## Records to use
++++++

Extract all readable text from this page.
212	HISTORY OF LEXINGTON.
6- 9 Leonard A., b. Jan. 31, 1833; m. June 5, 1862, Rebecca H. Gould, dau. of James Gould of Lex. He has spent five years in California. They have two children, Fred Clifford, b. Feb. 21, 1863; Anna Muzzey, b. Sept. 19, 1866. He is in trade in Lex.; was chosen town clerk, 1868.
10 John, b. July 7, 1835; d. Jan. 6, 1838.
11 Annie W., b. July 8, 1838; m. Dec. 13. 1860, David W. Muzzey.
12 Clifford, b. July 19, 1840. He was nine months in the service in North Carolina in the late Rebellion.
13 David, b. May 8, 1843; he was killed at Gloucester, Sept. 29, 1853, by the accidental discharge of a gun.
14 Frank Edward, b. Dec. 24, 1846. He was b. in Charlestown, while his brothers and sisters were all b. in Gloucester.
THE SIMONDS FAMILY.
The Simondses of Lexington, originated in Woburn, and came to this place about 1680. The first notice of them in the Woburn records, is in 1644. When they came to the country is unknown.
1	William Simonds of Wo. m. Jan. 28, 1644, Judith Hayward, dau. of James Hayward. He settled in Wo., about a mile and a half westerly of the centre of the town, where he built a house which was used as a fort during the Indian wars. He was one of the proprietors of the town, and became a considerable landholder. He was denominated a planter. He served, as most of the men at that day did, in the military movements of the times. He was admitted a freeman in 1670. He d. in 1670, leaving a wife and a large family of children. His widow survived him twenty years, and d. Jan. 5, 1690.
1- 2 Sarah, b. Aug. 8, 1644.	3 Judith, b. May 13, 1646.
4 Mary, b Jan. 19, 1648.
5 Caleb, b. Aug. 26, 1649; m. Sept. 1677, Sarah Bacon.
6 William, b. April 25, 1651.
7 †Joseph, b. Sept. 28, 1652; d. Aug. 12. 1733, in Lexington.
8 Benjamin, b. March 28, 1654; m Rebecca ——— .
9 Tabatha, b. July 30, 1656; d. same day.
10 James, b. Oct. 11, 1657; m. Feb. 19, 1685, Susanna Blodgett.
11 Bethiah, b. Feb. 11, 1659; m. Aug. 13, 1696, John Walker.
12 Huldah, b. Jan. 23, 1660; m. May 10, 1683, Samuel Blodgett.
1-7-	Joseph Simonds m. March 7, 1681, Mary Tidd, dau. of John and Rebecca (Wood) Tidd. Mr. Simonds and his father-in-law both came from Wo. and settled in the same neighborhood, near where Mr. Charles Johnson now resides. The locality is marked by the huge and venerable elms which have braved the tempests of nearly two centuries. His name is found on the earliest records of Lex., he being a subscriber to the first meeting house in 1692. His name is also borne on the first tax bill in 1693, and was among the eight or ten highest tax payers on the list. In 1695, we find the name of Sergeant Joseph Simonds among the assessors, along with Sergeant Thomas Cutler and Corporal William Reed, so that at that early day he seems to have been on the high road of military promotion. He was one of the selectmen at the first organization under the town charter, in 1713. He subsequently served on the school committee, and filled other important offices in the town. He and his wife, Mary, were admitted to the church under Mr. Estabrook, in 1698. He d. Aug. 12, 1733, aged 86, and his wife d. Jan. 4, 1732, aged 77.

++++++

## What the task requires
Generate an exact reproduction of all entries.

## Answer
Extract all readable text from this page.
212	HISTORY OF LEXINGTON.
6- 9 Leonard A., b. Jan. 31, 1833; m. June 5, 1862, Rebecca H. Gould, dau. of James Gould of Lex. He has spent five years in California. They have two children, Fred Clifford, b. Feb. 21, 1863; Anna Muzzey, b. Sept. 19, 1866. He is in trade in Lex.; was chosen town clerk, 1868.
10 John, b. July 7, 1835; d. Jan. 6, 1838.
11 Annie W., b. July 8, 1838; m. Dec. 13. 1860, David W. Muzzey.
12 Clifford, b. July 19, 1840. He was nine months in the service in North Carolina in the late Rebellion.
13 David, b. May 8, 1843; he was killed at Gloucester, Sept. 29, 1853, by the accidental discharge of a gun.
14 Frank Edward, b. Dec. 24, 1846. He was b. in Charlestown, while his brothers and sisters were all b. in Gloucester.
THE SIMONDS FAMILY.
The Simondses of Lexington, originated in Woburn, and came to this place about 1680. The first notice of them in the Woburn records, is in 1644. When they came to the country is unknown.
1	William Simonds of Wo. m. Jan. 28, 1644, Judith Hayward, dau. of James Hayward. He settled in Wo., about a mile and a half westerly of the centre of the town, where he built a house which was used as a fort during the Indian wars. He was one of the proprietors of the town, and became a considerable landholder. He was denominated a planter. He served, as most of the men at that day did, in the military movements of the times. He was admitted a freeman in 1670. He d. in 1670, leaving a wife and a large family of children. His widow survived him twenty years, and d. Jan. 5, 1690.
1- 2 Sarah, b. Aug. 8, 1644.	3 Judith, b. May 13, 1646.
4 Mary, b Jan. 19, 1648.
5 Caleb, b. Aug. 26, 1649; m. Sept. 1677, Sarah Bacon.
6 William, b. April 25, 1651.
7 †Joseph, b. Sept. 28, 1652; d. Aug. 12. 1733, in Lexington.
8 Benjamin, b. March 28, 1654; m Rebecca ——— .
9 Tabatha, b. July 30, 1656; d. same day.
10 James, b. Oct. 11, 1657; m. Feb. 19, 1685, Susanna Blodgett.
11 Bethiah, b. Feb. 11, 1659; m. Aug. 13, 1696, John Walker.
12 Huldah, b. Jan. 23, 1660; m. May 10, 1683, Samuel Blodgett.
1-7-	Joseph Simonds m. March 7, 1681, Mary Tidd, dau. of John and Rebecca (Wood) Tidd. Mr. Simonds and his father-in-law both came from Wo. and settled in the same neighborhood, near where Mr. Charles Johnson now resides. The locality is marked by the huge and venerable elms which have braved the tempests of nearly two centuries. His name is found on the earliest records of Lex., he being a subscriber to the first meeting house in 1692. His name is also borne on the first tax bill in 1693, and was among the eight or ten highest tax payers on the list. In 1695, we find the name of Sergeant Joseph Simonds among the assessors, along with Sergeant Thomas Cutler and Corporal William Reed, so that at that early day he seems to have been on the high road of military promotion. He was one of the selectmen at the first organization under the town charter, in 1713. He subsequently served on the school committee, and filled other important offices in the town. He and his wife, Mary, were admitted to the church under Mr. Estabrook, in 1698. He d. Aug. 12, 1733, aged 86, and his wife d. Jan. 4, 1732, aged 77.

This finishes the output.